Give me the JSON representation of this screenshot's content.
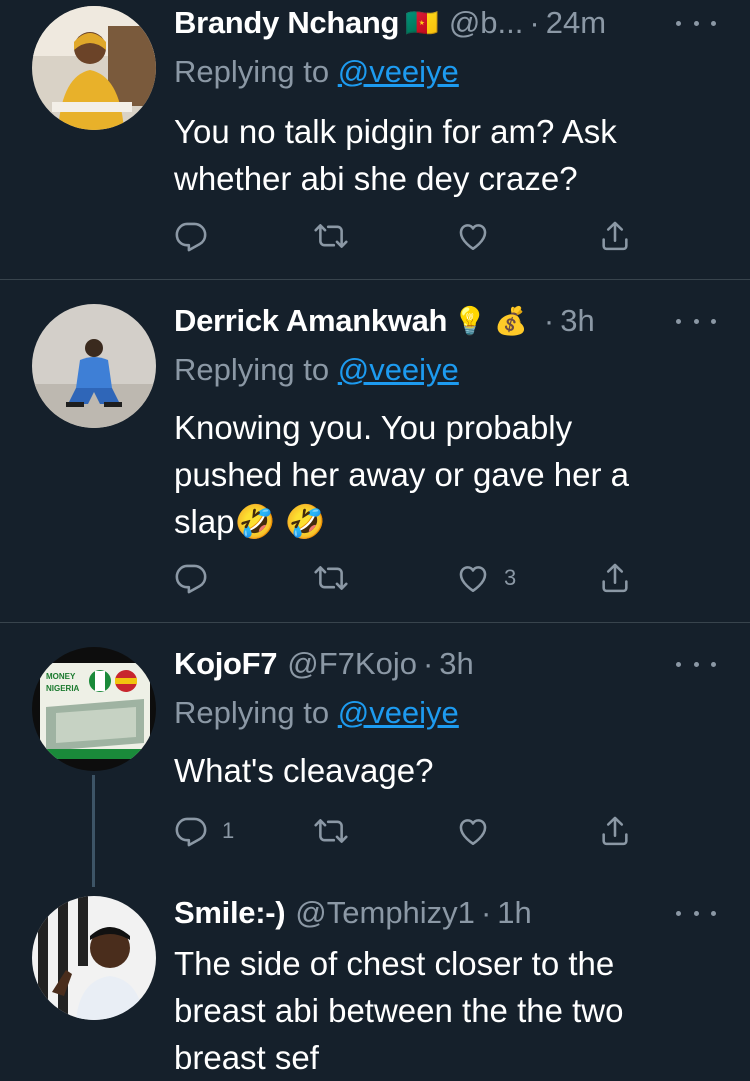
{
  "tweets": [
    {
      "name": "Brandy Nchang",
      "emoji": "🇨🇲",
      "handle": "@b...",
      "time": "24m",
      "replying_label": "Replying to",
      "replying_to": "@veeiye",
      "text": "You no talk pidgin for am? Ask whether abi she dey craze?",
      "replies": "",
      "retweets": "",
      "likes": ""
    },
    {
      "name": "Derrick Amankwah",
      "emoji": "💡 💰",
      "handle": "",
      "time": "3h",
      "replying_label": "Replying to",
      "replying_to": "@veeiye",
      "text": "Knowing you. You probably pushed her away or gave her a slap🤣 🤣",
      "replies": "",
      "retweets": "",
      "likes": "3"
    },
    {
      "name": "KojoF7",
      "emoji": "",
      "handle": "@F7Kojo",
      "time": "3h",
      "replying_label": "Replying to",
      "replying_to": "@veeiye",
      "text": "What's cleavage?",
      "replies": "1",
      "retweets": "",
      "likes": ""
    },
    {
      "name": "Smile:-)",
      "emoji": "",
      "handle": "@Temphizy1",
      "time": "1h",
      "text": "The side of chest closer to the breast abi between the the two breast sef"
    }
  ],
  "avatar_text": {
    "kojo_line1": "MONEY",
    "kojo_line2": "NIGERIA"
  },
  "colors": {
    "background": "#15202b",
    "secondary_text": "#8b98a5",
    "link": "#1d9bf0",
    "divider": "#38444d"
  },
  "icons": [
    "reply-icon",
    "retweet-icon",
    "like-icon",
    "share-icon",
    "more-icon"
  ]
}
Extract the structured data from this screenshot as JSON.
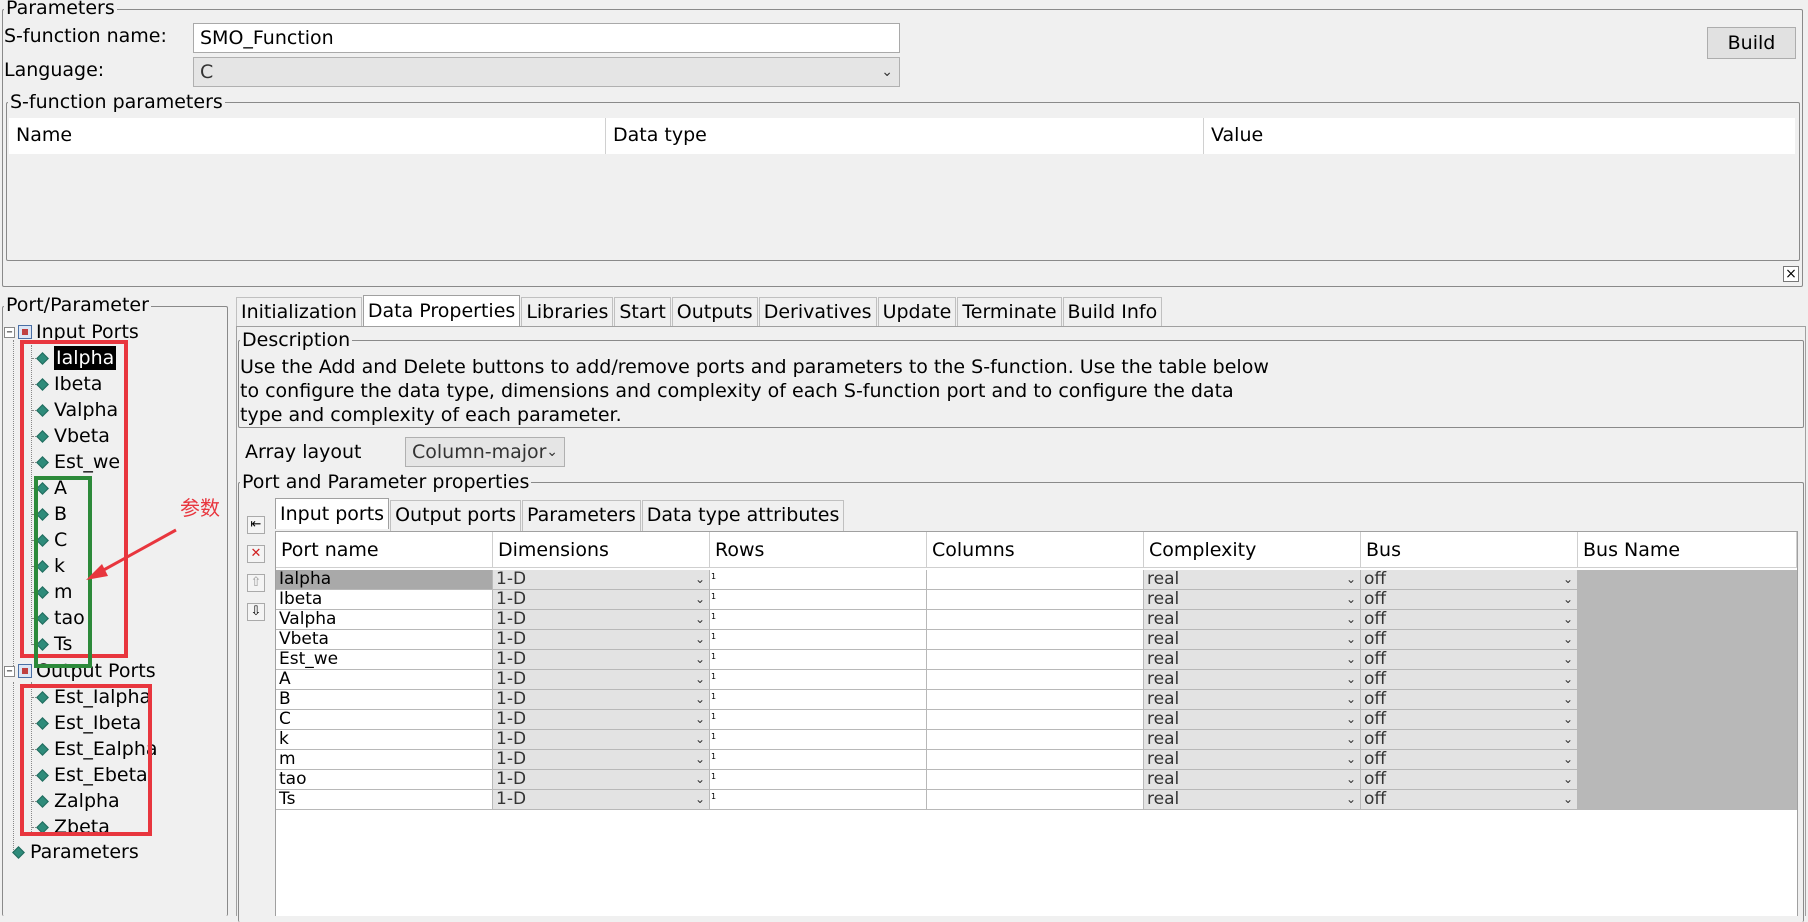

● ● ● ● ●

Directive:
Count how many lines of the data include the word "name". Your reply should be that number alone.

Task solution:
4